• _Exercise_
Locate the string "document" in the records below. Copy every line where it occurs.

************

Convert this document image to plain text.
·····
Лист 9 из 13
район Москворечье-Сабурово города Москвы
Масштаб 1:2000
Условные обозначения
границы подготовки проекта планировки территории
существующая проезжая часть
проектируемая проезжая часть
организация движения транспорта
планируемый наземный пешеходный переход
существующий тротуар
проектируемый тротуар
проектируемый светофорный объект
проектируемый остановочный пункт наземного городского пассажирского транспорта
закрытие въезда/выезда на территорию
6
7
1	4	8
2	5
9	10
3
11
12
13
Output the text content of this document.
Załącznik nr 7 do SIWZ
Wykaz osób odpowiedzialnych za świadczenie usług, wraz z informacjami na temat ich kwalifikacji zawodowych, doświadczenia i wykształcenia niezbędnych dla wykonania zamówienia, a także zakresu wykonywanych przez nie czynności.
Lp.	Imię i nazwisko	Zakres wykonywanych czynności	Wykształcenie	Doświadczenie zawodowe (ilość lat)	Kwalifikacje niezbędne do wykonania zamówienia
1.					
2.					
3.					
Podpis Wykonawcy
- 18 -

************

• _Exercise result_
Convert this document image to plain text.
Output the text content of this document.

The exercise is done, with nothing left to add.